■ SHORT TASK ■
Among the entries below, count the lines where the string "face" occurs, and give only the number.

[Data extracted from a collection]
+++
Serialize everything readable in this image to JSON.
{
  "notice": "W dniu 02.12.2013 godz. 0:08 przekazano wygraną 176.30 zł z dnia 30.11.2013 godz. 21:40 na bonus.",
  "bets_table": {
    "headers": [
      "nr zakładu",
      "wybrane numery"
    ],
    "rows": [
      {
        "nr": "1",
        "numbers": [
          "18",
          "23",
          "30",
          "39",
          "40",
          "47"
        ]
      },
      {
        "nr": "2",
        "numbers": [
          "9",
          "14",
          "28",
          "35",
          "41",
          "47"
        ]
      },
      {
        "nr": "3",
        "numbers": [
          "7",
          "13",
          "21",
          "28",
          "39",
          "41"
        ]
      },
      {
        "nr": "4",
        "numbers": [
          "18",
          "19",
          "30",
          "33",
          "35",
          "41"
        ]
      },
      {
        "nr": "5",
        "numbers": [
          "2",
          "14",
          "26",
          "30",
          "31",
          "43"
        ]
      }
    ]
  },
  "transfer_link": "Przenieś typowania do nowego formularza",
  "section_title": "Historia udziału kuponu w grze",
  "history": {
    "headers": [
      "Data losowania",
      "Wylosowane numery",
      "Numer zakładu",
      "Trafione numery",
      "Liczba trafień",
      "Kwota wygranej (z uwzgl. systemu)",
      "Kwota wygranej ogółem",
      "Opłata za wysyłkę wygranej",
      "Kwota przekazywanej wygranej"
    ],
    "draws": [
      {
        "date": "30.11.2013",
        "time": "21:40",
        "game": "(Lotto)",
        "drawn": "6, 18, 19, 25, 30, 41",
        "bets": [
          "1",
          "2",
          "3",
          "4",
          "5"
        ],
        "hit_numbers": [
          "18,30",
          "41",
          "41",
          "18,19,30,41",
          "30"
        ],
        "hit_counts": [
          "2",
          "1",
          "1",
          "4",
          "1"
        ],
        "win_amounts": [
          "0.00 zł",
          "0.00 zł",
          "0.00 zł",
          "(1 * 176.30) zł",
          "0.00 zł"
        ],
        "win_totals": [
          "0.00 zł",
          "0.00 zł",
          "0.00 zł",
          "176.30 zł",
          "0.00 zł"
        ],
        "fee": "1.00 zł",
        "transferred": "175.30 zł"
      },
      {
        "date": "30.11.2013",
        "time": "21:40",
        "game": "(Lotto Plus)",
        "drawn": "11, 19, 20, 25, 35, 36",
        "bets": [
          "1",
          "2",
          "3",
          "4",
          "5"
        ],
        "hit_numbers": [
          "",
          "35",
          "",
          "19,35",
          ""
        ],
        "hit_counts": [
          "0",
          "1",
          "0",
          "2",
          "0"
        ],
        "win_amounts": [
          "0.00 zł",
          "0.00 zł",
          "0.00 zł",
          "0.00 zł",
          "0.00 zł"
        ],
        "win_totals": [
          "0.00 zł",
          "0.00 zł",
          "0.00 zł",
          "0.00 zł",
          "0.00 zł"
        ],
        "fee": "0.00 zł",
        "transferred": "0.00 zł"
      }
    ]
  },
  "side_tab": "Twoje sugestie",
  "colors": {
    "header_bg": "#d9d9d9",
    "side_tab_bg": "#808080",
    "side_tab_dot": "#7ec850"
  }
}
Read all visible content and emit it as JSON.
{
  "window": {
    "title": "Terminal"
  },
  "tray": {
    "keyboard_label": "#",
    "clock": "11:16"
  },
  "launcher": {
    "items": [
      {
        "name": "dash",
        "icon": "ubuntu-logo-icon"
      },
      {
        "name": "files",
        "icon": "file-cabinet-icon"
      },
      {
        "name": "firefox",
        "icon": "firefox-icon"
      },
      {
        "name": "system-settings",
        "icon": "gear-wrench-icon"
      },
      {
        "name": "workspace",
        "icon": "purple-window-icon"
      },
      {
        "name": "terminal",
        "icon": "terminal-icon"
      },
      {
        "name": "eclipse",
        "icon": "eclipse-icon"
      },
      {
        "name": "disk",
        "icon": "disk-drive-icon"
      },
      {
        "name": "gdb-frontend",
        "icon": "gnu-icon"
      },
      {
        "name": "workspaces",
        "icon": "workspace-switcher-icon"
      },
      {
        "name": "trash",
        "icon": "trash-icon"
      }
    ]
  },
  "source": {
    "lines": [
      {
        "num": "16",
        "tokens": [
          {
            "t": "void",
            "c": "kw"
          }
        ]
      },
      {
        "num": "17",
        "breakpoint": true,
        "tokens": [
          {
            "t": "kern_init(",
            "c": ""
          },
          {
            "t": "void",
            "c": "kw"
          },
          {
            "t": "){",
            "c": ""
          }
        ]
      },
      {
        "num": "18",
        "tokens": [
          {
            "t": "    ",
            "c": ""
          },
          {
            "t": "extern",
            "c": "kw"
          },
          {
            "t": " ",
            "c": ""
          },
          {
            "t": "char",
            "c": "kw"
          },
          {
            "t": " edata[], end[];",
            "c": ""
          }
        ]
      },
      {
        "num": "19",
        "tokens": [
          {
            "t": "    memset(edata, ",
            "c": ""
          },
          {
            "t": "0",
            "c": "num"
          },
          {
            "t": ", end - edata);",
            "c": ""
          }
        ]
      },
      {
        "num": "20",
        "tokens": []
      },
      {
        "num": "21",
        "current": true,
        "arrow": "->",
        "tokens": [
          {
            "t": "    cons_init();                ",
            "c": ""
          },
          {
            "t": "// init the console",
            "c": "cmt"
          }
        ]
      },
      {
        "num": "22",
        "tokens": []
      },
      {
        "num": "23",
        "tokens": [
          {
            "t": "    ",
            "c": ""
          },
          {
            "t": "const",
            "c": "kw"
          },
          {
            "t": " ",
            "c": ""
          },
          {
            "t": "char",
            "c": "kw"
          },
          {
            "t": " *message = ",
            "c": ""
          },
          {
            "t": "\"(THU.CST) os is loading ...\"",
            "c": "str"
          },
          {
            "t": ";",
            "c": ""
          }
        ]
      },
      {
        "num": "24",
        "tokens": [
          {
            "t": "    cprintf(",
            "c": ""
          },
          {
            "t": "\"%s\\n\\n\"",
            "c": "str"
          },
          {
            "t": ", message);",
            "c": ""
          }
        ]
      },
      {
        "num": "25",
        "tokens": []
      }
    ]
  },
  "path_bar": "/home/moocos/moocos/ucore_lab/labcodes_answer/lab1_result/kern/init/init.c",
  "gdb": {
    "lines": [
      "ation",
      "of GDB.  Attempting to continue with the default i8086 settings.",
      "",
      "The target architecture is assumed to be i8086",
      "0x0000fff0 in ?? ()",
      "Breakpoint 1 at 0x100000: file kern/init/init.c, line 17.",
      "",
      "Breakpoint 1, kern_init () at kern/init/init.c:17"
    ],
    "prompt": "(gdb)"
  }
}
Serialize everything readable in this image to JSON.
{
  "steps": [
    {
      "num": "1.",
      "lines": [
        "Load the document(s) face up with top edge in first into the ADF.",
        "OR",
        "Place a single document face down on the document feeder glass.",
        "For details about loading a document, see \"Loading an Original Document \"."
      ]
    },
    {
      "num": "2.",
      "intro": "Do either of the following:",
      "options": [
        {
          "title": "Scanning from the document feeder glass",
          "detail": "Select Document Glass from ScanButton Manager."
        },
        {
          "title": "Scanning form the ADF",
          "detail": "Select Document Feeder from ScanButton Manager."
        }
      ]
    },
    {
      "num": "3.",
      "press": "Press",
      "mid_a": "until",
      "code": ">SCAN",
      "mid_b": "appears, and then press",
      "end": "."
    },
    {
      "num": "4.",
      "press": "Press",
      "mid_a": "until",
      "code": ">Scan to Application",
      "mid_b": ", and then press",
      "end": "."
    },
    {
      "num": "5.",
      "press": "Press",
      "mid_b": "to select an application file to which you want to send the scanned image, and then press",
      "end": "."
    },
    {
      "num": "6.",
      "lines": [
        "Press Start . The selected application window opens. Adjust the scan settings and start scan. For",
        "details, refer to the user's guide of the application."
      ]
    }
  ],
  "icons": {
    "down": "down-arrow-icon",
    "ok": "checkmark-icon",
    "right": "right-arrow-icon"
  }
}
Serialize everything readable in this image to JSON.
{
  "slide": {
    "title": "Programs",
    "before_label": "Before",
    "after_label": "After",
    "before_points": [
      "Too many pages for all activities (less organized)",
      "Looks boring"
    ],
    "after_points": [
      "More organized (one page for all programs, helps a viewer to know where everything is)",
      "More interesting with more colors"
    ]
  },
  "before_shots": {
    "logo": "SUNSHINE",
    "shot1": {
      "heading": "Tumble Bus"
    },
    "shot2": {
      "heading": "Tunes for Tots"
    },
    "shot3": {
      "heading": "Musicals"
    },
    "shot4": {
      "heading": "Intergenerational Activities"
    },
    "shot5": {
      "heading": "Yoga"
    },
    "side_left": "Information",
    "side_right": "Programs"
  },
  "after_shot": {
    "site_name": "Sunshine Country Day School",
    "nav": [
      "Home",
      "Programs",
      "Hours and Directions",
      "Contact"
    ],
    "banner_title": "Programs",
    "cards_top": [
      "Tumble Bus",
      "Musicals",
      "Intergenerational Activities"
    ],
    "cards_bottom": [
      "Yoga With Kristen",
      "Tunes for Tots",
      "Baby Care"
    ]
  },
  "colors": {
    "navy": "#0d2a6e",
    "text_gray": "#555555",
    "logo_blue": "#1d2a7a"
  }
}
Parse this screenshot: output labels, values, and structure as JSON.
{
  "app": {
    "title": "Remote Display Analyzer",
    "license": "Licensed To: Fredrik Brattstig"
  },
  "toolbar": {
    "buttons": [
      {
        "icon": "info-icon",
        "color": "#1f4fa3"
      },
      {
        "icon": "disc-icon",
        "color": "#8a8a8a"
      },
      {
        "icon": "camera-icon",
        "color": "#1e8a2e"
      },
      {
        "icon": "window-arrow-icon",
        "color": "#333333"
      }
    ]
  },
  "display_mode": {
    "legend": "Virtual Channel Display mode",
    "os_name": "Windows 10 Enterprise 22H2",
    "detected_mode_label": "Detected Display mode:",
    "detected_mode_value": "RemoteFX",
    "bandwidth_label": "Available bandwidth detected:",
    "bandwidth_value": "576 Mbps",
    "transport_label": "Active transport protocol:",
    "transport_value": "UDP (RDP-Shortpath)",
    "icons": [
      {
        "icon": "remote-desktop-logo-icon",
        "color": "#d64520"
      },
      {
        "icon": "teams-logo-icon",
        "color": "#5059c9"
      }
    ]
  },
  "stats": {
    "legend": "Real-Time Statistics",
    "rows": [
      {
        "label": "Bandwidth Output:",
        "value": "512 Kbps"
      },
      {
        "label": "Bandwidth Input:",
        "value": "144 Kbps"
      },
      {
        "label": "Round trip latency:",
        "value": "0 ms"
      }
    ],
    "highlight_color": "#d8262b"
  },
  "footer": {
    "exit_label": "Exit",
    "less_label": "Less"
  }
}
+++
■ SOLUTION TO THIS PROBLEM ■
2